> **Task to complete**:
Reproduce the lines without any change, starting with the first line and ending with the line that contains "y-tick-label: 2.500 [47,299,87,316]", both included.

begin

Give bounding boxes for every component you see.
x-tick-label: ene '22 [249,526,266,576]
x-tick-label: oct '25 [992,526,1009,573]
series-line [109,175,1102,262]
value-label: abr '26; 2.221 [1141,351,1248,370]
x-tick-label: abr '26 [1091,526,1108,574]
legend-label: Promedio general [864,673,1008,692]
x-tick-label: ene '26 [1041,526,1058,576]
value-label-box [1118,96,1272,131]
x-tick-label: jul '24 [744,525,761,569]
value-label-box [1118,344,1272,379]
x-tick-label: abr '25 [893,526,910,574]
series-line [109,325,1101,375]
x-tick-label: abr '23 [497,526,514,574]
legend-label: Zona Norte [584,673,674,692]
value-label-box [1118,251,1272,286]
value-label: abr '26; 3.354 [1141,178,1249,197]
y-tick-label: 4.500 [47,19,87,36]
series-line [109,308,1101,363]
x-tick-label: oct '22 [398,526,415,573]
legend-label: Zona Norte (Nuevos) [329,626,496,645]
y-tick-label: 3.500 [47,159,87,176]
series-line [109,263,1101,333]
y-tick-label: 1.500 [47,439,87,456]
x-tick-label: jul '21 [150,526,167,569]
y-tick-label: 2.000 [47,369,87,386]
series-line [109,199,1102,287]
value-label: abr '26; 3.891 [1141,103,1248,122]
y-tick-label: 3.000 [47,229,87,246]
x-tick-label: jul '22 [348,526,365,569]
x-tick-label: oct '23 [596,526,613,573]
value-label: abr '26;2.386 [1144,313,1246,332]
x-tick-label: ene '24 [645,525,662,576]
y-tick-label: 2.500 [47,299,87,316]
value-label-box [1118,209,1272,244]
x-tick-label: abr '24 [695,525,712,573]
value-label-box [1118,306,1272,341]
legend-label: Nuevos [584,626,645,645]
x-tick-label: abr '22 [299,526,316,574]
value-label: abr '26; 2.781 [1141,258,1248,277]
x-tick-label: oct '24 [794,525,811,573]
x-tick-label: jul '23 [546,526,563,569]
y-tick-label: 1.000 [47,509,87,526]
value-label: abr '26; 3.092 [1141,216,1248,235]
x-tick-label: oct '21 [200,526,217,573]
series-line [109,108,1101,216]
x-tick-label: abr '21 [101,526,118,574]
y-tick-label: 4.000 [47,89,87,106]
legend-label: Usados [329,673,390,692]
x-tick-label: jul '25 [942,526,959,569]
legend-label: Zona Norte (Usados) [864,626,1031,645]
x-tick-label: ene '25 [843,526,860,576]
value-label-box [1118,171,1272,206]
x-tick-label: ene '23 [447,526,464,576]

end

> **Result of this task**:
Give bounding boxes for every component you see.
x-tick-label: ene '22 [249,526,266,576]
x-tick-label: oct '25 [992,526,1009,573]
series-line [109,175,1102,262]
value-label: abr '26; 2.221 [1141,351,1248,370]
x-tick-label: abr '26 [1091,526,1108,574]
legend-label: Promedio general [864,673,1008,692]
x-tick-label: ene '26 [1041,526,1058,576]
value-label-box [1118,96,1272,131]
x-tick-label: jul '24 [744,525,761,569]
value-label-box [1118,344,1272,379]
x-tick-label: abr '25 [893,526,910,574]
series-line [109,325,1101,375]
x-tick-label: abr '23 [497,526,514,574]
legend-label: Zona Norte [584,673,674,692]
value-label-box [1118,251,1272,286]
value-label: abr '26; 3.354 [1141,178,1249,197]
y-tick-label: 4.500 [47,19,87,36]
series-line [109,308,1101,363]
x-tick-label: oct '22 [398,526,415,573]
legend-label: Zona Norte (Nuevos) [329,626,496,645]
y-tick-label: 3.500 [47,159,87,176]
series-line [109,263,1101,333]
y-tick-label: 1.500 [47,439,87,456]
x-tick-label: jul '21 [150,526,167,569]
y-tick-label: 2.000 [47,369,87,386]
series-line [109,199,1102,287]
value-label: abr '26; 3.891 [1141,103,1248,122]
y-tick-label: 3.000 [47,229,87,246]
x-tick-label: jul '22 [348,526,365,569]
x-tick-label: oct '23 [596,526,613,573]
value-label: abr '26;2.386 [1144,313,1246,332]
x-tick-label: ene '24 [645,525,662,576]
y-tick-label: 2.500 [47,299,87,316]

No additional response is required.